=== Records supplied ===
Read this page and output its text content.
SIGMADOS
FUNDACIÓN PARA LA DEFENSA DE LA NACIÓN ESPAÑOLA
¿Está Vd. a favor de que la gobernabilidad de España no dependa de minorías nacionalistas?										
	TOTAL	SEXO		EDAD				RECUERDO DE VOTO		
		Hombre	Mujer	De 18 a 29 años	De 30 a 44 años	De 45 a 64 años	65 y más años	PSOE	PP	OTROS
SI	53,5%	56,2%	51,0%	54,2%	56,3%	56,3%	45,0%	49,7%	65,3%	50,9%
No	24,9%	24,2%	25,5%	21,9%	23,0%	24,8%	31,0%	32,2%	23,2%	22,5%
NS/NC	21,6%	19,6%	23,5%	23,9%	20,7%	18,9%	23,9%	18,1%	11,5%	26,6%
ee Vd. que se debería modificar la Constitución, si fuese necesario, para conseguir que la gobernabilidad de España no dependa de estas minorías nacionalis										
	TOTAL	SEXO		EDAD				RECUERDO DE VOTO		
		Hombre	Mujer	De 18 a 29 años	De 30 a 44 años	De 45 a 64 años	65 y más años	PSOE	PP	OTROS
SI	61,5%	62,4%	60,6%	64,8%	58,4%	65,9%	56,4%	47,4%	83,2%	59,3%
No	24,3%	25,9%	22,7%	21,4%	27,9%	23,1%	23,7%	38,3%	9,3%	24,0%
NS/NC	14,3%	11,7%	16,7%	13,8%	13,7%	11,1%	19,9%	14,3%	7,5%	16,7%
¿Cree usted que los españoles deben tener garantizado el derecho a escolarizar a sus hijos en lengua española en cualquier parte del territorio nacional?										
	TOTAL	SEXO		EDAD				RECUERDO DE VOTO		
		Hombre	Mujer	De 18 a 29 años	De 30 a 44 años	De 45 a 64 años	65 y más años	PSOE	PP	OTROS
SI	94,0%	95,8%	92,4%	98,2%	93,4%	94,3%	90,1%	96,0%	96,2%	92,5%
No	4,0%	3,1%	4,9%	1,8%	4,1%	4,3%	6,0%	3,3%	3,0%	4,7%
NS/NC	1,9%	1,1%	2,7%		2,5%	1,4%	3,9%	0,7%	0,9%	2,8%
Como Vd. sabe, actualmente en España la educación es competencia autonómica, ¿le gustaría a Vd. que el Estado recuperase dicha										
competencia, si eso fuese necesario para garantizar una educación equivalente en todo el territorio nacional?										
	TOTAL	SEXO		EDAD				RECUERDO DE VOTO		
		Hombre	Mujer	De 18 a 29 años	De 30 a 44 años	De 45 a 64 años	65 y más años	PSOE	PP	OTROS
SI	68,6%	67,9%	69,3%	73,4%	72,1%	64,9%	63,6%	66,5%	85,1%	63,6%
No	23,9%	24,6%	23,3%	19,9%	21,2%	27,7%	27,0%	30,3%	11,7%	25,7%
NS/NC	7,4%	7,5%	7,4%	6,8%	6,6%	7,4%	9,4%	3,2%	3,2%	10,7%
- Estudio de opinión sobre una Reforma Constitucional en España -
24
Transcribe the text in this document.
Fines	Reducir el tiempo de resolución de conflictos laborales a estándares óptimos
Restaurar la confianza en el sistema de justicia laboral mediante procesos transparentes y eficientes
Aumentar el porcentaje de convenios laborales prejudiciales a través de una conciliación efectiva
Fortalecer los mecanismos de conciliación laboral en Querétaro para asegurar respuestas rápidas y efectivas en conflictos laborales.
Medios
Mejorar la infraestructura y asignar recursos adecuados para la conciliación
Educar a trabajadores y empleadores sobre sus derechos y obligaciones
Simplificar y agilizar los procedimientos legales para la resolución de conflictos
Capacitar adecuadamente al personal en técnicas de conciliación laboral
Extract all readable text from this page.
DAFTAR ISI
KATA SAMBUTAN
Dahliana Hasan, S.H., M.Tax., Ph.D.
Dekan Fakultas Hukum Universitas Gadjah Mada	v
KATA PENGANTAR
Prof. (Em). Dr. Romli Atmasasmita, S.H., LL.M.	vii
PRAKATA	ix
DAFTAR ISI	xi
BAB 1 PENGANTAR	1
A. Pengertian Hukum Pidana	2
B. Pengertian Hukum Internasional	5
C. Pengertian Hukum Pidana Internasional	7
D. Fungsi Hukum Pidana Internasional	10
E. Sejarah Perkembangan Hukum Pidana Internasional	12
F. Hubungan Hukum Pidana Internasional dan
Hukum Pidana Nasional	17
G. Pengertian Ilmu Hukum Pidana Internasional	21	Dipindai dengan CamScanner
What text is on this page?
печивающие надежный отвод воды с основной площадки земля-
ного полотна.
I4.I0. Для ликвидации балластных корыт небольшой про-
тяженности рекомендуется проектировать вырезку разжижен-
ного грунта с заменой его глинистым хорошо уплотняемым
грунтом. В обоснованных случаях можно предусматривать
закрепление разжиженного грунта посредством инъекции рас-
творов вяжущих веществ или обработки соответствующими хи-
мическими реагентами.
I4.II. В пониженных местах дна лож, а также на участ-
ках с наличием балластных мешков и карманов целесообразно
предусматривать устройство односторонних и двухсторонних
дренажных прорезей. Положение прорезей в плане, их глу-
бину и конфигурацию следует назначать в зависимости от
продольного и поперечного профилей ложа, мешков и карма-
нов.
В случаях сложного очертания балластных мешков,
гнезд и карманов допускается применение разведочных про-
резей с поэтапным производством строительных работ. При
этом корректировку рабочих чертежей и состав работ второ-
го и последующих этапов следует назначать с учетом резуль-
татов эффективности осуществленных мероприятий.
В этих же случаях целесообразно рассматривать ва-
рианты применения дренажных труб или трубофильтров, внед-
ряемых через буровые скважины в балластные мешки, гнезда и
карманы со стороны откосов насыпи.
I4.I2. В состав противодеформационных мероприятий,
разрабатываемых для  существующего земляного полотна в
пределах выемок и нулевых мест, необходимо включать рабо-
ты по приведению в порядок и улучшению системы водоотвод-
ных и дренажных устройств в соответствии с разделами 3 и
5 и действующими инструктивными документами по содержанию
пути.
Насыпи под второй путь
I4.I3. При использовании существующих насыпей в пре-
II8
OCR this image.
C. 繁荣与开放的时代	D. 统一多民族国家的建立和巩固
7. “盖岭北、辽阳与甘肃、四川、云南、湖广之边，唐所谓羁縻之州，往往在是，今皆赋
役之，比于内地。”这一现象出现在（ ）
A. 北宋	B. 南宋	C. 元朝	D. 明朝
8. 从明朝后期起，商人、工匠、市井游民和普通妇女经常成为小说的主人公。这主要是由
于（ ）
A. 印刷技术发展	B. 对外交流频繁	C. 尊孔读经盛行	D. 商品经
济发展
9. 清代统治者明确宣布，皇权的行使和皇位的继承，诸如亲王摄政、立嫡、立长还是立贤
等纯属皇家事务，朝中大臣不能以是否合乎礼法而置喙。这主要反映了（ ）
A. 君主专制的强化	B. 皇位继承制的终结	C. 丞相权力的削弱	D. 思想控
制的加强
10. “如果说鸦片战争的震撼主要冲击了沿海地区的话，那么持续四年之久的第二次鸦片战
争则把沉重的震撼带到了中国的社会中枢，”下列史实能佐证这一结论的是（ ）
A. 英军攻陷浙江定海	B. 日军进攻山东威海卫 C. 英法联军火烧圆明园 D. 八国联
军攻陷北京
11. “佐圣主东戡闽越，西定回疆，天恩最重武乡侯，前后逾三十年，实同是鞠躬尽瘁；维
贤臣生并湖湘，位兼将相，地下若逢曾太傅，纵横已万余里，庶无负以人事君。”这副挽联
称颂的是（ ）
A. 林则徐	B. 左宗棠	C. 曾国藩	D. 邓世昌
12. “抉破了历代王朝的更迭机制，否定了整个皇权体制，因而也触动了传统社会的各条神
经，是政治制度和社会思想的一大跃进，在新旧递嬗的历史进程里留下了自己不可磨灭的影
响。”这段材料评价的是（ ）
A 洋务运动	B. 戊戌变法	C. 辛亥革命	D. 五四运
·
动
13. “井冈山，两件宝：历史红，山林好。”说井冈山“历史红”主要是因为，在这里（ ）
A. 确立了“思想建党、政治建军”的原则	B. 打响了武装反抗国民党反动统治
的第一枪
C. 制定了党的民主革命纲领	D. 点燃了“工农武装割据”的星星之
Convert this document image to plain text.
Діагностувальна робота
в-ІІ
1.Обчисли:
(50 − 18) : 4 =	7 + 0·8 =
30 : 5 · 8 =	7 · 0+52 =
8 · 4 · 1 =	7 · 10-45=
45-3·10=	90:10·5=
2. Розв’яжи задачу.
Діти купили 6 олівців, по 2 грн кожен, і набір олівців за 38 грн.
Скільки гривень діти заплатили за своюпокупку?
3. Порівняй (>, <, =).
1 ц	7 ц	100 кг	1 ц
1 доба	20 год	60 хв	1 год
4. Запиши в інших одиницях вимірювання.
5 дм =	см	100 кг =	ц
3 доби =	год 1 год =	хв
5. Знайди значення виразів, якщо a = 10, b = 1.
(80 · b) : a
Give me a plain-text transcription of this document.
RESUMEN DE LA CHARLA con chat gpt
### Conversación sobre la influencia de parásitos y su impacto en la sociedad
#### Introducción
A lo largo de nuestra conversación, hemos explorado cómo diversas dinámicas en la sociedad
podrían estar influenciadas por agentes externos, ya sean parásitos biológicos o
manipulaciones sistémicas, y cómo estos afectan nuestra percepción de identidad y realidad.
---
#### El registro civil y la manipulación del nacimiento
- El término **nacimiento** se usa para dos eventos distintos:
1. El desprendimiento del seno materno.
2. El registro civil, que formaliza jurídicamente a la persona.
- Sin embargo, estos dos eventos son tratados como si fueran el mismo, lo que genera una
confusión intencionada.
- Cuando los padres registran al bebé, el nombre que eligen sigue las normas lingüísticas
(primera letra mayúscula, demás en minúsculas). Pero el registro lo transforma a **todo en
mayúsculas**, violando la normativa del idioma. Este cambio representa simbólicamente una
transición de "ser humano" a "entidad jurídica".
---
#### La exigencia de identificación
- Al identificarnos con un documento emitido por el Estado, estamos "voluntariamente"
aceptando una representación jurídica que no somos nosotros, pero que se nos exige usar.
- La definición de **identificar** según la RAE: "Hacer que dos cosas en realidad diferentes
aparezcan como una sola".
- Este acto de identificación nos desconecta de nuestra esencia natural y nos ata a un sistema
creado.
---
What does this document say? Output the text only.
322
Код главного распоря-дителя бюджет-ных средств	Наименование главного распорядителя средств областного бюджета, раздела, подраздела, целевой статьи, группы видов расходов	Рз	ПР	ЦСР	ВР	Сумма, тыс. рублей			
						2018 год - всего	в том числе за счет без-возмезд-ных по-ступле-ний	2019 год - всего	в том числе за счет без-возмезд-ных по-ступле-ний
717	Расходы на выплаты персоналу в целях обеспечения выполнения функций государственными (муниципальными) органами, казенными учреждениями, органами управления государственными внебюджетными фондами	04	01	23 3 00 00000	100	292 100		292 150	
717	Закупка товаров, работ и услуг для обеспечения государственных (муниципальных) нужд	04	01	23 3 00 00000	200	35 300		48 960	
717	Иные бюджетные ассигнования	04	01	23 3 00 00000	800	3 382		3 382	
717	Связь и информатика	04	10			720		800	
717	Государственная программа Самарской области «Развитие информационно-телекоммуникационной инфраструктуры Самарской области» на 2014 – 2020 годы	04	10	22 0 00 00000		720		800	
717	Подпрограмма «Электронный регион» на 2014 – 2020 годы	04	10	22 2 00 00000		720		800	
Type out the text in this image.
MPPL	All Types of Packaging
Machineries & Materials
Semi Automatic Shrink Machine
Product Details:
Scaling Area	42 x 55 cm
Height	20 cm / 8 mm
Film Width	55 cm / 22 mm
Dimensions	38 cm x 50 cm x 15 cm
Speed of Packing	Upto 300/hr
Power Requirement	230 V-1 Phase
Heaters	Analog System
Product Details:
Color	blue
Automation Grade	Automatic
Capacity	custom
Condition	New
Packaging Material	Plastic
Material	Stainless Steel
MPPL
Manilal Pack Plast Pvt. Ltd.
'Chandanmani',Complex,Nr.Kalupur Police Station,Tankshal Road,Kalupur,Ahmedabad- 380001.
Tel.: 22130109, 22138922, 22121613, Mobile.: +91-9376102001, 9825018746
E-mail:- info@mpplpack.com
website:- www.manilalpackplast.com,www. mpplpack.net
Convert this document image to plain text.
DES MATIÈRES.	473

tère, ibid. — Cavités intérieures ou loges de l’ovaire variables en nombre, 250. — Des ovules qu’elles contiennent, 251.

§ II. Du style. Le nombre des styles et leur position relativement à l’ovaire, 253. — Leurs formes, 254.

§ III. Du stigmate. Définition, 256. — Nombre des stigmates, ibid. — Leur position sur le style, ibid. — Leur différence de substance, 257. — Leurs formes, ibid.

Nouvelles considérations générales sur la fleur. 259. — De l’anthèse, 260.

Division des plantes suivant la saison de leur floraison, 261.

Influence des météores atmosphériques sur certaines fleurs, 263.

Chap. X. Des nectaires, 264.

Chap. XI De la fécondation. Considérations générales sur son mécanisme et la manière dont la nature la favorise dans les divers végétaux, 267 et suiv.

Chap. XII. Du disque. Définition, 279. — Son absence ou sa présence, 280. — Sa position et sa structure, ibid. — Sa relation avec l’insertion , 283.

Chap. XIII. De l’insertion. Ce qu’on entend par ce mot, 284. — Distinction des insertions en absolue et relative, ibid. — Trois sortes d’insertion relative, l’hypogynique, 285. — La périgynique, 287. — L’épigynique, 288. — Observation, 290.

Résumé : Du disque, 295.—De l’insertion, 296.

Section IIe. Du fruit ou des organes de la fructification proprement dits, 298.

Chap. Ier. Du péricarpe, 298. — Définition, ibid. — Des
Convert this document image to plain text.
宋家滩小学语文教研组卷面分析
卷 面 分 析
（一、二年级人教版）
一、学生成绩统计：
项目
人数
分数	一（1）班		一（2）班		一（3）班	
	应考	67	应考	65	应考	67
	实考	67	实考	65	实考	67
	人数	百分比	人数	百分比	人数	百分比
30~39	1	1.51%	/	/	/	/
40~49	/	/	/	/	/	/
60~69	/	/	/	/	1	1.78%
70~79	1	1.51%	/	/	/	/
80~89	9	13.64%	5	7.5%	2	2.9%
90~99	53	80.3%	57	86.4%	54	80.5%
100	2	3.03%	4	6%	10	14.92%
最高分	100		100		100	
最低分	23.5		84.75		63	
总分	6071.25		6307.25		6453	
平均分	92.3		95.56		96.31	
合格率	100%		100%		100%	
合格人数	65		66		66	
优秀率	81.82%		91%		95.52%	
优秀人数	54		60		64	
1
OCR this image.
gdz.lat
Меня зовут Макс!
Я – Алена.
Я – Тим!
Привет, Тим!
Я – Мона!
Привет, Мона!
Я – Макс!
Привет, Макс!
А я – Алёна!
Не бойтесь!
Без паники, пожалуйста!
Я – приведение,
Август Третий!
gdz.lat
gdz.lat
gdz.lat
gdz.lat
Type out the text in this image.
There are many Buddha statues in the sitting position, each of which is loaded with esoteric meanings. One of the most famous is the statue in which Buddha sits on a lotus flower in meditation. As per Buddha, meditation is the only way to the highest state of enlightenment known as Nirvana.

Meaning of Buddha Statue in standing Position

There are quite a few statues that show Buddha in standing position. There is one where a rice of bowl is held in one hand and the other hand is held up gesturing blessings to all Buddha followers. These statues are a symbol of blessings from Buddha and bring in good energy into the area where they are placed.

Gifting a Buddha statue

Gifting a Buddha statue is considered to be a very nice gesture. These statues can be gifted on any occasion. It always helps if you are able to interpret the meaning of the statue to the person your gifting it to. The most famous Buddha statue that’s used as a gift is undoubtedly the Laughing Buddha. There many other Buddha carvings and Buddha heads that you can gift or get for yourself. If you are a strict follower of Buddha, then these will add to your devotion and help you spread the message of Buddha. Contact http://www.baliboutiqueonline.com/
===
● **Prompt**:
Pull every line containing the word "назначать" out of the entries above.

● **Result of the task**:
бину и конфигурацию следует назначать в зависимости от
го и последующих этапов следует назначать с учетом резуль-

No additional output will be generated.